The cue.Value for the config tree is made available as a kong binding, so you can get it in whatever command you need to pull additional values from. This allows epithet policy configs like:
users:
alice@example.com: [admin, eng]
bob@example.com: [eng]
charlie@example.com: [ops]
diana@example.com: [admin, ops]
which can be defined nicely in CUE, but not naturally kong's cli constraints.
For a more complex, and real, schema generated from epithet, take a look at epithet's:
// Configuration schema for validating config files.
//
// This schema is written in CUE, a configuration language that
// validates and defines data. Learn more at https://cuelang.org
//
// To validate your config file against this schema:
// 1. Save this schema to a file (e.g., schema.cue)
-------
» What the exercise asks
Reproduce the passage of the excerpt about CUE configs and kong from "The cue.Value for" up to and including "validating config files.", word for word.

» Data to examine
-------
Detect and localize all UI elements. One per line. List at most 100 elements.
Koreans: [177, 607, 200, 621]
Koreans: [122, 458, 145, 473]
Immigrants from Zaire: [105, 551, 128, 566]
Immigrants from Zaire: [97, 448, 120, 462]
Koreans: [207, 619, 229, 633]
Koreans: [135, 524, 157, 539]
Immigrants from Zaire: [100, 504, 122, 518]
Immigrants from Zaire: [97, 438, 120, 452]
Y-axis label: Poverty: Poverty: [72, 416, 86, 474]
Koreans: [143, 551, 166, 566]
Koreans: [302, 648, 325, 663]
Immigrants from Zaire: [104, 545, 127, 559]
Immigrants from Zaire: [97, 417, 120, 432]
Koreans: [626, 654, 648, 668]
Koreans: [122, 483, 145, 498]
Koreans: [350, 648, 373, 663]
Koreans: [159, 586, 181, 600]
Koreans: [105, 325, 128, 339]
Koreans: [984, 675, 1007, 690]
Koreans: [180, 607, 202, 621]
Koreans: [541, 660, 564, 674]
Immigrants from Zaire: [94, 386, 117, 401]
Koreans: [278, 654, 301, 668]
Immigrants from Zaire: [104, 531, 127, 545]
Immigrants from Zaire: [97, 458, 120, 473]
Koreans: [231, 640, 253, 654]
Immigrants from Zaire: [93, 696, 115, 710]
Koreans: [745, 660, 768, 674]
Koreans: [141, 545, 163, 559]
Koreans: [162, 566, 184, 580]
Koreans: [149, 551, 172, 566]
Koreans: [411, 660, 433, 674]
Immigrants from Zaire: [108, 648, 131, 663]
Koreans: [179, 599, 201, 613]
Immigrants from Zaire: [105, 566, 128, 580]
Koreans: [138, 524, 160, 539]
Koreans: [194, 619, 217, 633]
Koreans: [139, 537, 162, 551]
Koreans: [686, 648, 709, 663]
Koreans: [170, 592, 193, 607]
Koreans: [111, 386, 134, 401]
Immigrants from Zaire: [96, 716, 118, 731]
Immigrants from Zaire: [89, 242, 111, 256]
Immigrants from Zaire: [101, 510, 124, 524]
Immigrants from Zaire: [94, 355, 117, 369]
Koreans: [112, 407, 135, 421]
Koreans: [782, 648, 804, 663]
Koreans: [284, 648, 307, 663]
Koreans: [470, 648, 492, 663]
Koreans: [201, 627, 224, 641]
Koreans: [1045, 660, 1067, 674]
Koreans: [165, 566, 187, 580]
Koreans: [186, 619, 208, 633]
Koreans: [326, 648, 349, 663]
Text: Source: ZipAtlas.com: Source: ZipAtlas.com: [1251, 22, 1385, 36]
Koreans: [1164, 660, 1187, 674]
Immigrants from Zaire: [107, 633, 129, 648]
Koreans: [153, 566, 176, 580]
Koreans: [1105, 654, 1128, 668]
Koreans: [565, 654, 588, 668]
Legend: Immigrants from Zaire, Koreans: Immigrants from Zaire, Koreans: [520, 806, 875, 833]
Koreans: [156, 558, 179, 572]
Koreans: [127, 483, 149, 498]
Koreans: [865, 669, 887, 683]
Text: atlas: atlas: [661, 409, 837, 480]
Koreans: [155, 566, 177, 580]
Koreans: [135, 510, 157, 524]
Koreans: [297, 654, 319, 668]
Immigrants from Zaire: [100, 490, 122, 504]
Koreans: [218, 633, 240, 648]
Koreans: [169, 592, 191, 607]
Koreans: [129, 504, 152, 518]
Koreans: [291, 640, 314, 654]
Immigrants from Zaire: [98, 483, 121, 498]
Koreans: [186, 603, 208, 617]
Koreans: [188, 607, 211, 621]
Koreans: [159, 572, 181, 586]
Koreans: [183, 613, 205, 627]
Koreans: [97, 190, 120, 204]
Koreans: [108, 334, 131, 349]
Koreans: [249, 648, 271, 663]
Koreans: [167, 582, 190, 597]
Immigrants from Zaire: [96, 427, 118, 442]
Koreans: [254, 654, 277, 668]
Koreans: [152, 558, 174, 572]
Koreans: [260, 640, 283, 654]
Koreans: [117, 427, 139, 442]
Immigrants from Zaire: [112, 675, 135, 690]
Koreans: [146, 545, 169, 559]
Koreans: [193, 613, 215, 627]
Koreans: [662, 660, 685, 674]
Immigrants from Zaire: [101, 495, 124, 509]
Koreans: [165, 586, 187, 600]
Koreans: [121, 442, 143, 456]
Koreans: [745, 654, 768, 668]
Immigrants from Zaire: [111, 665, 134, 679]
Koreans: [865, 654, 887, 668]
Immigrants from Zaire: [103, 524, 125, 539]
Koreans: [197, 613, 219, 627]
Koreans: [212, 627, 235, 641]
-------
» Task answer
The cue.Value for the config tree is made available as a kong binding, so you can get it in whatever command you need to pull additional values from. This allows epithet policy configs like:
users:
alice@example.com: [admin, eng]
bob@example.com: [eng]
charlie@example.com: [ops]
diana@example.com: [admin, ops]
which can be defined nicely in CUE, but not naturally kong's cli constraints.
For a more complex, and real, schema generated from epithet, take a look at epithet's:
// Configuration schema for validating config files.